Prompt → Search the records below for the word "careful". Pull out each line that has it.

Data entries
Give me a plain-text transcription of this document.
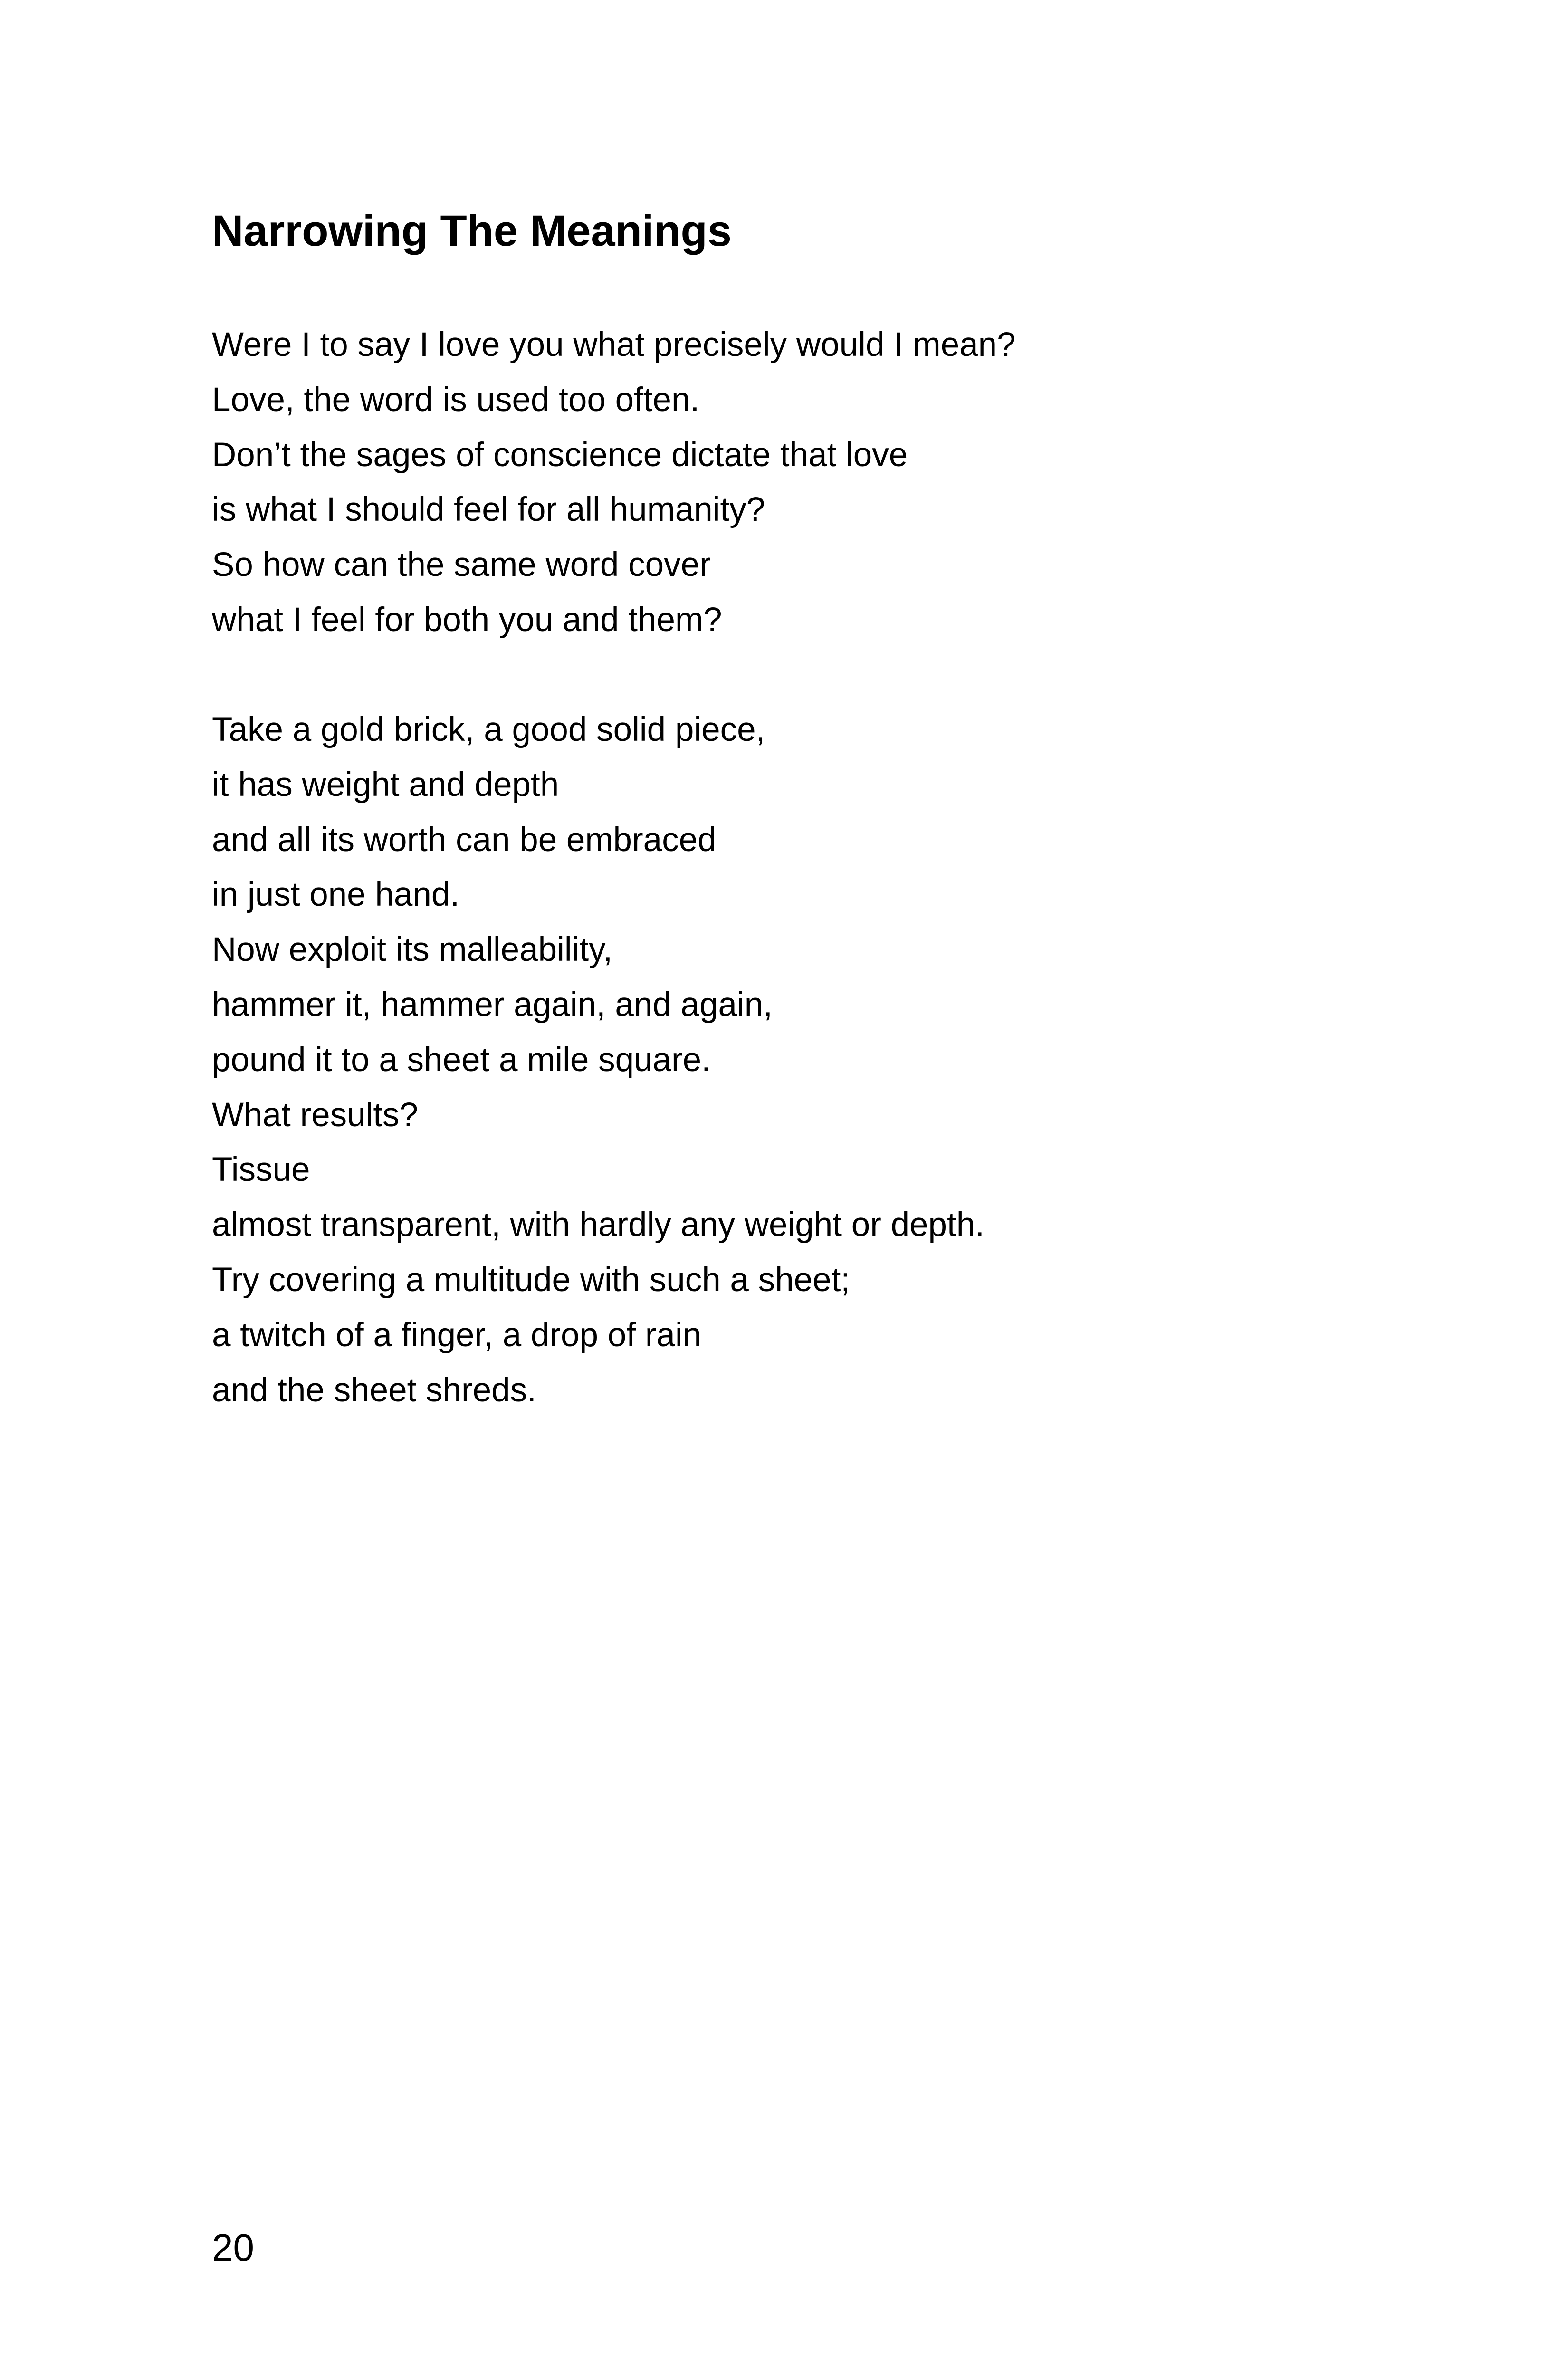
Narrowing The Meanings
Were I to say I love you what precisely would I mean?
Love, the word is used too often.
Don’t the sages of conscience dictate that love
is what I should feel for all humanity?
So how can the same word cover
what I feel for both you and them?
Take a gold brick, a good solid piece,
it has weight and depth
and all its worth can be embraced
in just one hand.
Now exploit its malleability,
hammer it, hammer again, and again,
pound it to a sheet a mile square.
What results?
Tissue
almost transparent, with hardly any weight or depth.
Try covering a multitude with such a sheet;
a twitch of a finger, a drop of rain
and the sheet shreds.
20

* * *

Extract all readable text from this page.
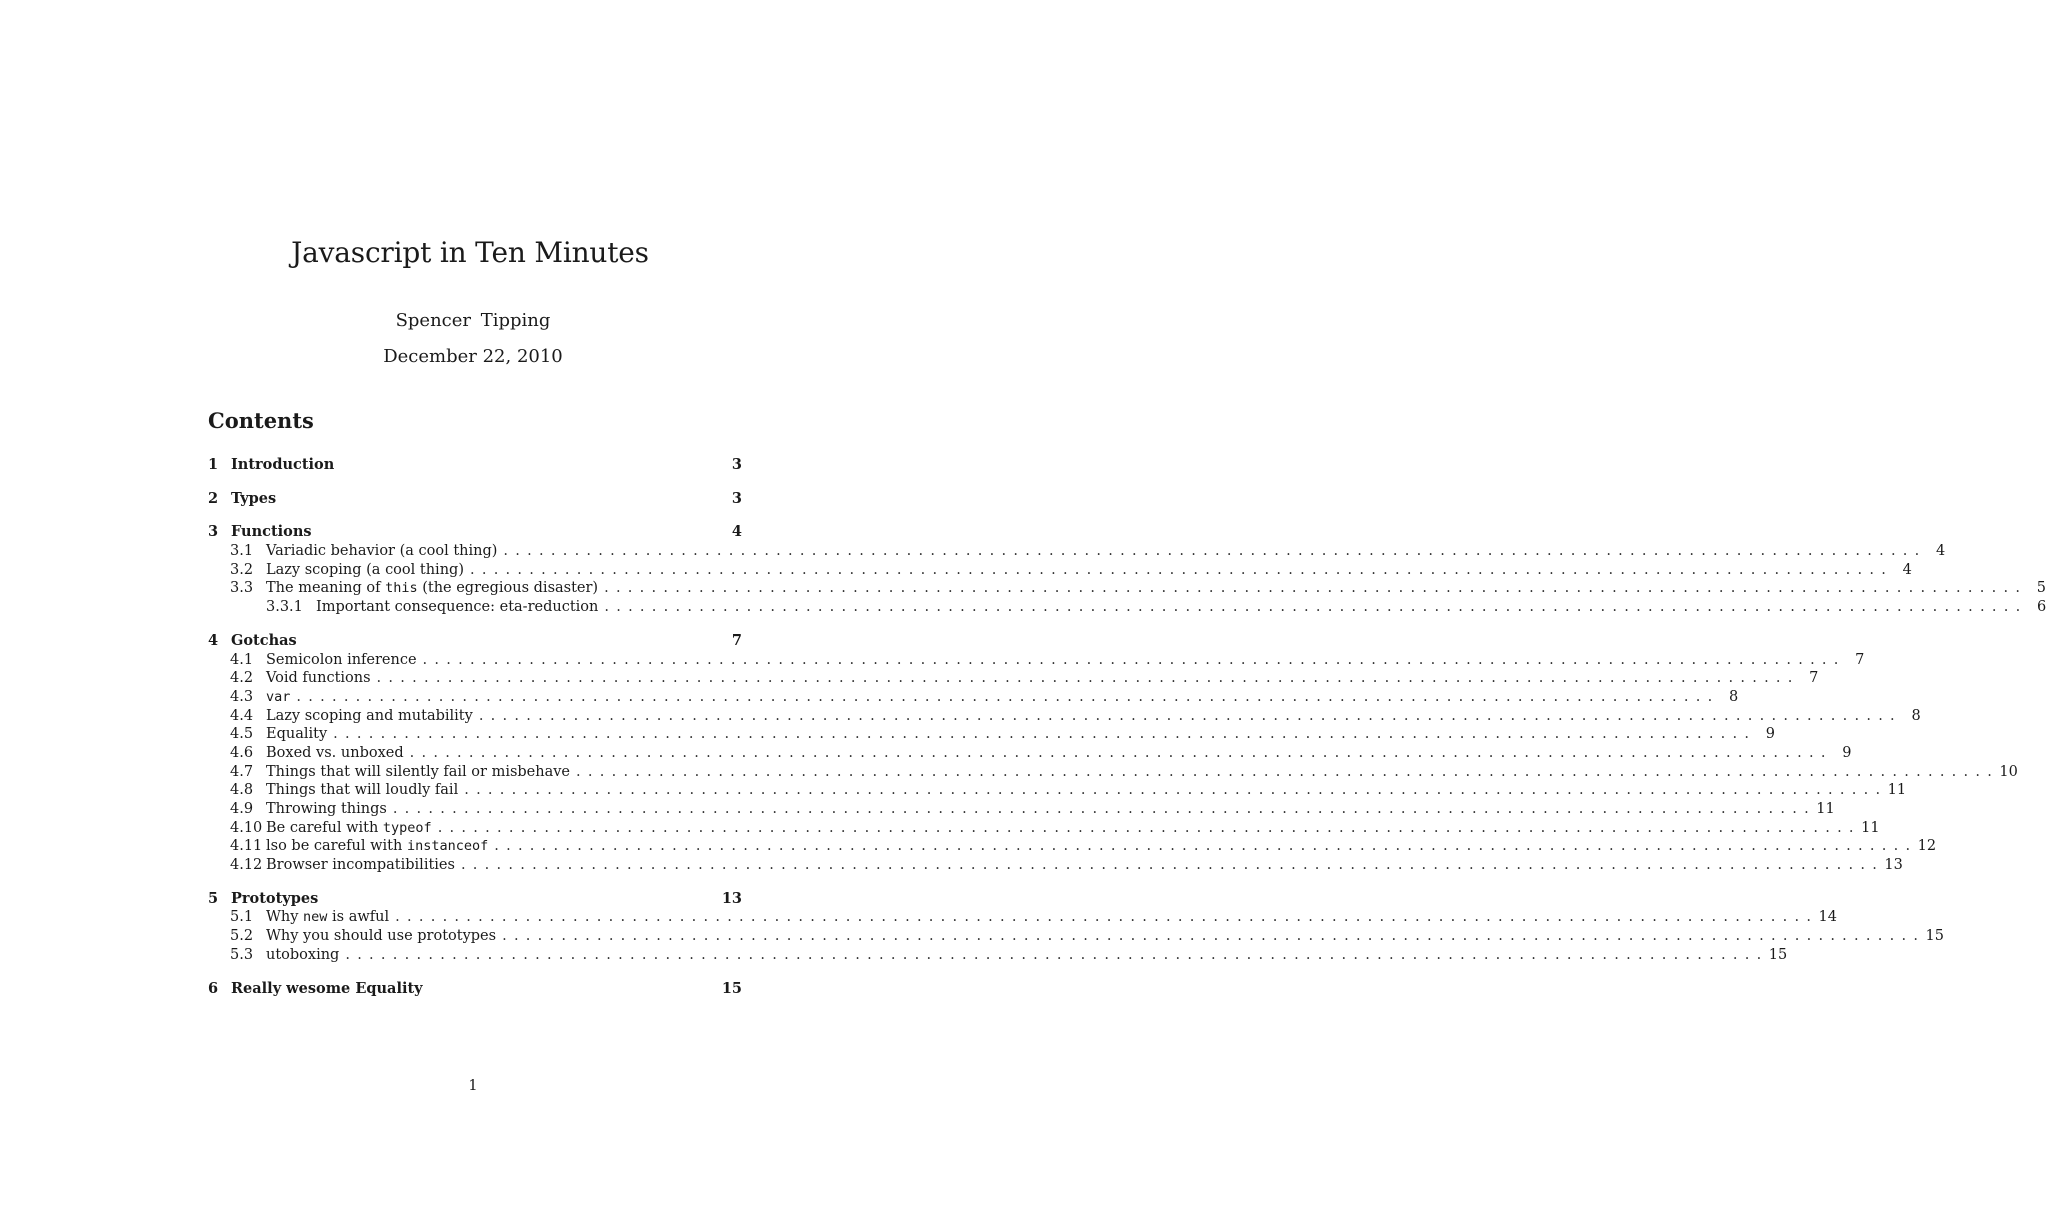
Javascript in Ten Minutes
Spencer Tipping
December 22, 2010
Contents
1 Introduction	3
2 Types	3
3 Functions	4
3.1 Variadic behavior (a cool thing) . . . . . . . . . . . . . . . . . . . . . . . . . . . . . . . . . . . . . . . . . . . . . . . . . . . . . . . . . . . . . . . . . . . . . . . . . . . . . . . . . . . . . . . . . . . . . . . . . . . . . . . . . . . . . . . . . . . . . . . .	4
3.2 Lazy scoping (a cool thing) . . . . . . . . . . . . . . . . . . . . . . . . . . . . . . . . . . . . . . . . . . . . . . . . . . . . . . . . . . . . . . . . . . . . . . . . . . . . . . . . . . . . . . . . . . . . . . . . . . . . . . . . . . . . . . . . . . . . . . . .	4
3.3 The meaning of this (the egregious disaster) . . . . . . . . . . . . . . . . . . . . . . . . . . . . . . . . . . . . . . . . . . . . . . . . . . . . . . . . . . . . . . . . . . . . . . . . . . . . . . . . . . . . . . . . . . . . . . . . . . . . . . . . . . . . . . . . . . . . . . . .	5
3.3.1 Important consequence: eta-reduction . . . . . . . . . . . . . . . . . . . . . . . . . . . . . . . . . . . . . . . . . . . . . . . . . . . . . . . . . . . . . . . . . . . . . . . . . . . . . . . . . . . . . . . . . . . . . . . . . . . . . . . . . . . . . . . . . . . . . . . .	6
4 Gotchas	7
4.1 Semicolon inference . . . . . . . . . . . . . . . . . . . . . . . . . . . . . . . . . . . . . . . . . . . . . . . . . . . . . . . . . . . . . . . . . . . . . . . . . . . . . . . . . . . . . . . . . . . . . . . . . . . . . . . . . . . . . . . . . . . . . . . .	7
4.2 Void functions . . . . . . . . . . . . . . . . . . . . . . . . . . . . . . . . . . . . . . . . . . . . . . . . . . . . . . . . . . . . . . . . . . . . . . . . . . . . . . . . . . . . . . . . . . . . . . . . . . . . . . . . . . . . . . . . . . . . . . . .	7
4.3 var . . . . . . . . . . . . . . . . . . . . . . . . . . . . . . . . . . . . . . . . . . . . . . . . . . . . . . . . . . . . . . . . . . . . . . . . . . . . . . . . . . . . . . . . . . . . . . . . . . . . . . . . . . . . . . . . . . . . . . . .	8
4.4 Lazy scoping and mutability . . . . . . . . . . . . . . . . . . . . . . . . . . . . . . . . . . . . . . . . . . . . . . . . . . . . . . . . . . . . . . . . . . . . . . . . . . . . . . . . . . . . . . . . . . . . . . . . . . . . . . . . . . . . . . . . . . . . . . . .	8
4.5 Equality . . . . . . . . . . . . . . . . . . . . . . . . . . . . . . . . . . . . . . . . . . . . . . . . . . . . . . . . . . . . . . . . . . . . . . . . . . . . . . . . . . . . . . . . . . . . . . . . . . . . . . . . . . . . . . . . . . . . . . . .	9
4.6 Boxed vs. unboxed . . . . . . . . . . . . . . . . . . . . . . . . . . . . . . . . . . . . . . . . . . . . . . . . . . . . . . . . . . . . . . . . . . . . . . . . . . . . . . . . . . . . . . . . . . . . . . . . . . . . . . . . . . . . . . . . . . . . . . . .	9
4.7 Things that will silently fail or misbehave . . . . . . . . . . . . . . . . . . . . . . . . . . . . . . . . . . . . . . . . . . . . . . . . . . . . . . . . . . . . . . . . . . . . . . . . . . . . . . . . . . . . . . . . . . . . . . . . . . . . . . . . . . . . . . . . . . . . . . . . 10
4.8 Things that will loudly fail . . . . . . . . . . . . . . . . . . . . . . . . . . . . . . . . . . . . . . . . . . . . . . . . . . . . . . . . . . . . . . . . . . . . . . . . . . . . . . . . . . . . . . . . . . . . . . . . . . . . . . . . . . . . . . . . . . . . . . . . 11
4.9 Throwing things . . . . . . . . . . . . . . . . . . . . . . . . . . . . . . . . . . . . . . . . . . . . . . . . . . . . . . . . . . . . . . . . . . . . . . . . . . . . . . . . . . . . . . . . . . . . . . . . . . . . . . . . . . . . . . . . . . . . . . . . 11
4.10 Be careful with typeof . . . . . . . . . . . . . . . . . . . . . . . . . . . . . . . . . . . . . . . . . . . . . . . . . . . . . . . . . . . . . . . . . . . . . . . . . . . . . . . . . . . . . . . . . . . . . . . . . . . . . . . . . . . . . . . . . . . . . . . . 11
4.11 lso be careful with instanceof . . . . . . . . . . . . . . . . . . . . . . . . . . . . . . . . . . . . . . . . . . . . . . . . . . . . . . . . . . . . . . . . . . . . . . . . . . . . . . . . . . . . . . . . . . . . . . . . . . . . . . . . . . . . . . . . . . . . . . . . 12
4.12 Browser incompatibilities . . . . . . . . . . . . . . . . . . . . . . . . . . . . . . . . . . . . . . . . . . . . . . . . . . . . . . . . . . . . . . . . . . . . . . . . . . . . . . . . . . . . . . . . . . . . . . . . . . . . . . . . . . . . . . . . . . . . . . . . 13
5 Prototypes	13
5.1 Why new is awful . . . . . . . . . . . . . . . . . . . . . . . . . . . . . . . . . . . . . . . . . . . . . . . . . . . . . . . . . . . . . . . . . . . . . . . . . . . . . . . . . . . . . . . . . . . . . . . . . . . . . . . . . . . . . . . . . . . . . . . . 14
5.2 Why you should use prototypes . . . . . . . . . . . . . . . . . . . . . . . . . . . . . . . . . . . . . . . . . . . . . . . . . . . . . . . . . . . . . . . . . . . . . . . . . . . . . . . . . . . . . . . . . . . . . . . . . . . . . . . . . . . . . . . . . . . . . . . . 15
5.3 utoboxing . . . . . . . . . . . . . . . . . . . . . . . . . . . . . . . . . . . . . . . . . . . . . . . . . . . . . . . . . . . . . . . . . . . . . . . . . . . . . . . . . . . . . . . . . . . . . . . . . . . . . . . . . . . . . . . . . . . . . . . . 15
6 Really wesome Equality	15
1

Answer to the exercise →
4.10 Be careful with typeof . . . . . . . . . . . . . . . . . . . . . . . . . . . . . . . . . . . . . . . . . . . . . . . . . . . . . . . . . . . . . . . . . . . . . . . . . . . . . . . . . . . . . . . . . . . . . . . . . . . . . . . . . . . . . . . . . . . . . . . . 11
4.11 lso be careful with instanceof . . . . . . . . . . . . . . . . . . . . . . . . . . . . . . . . . . . . . . . . . . . . . . . . . . . . . . . . . . . . . . . . . . . . . . . . . . . . . . . . . . . . . . . . . . . . . . . . . . . . . . . . . . . . . . . . . . . . . . . . 12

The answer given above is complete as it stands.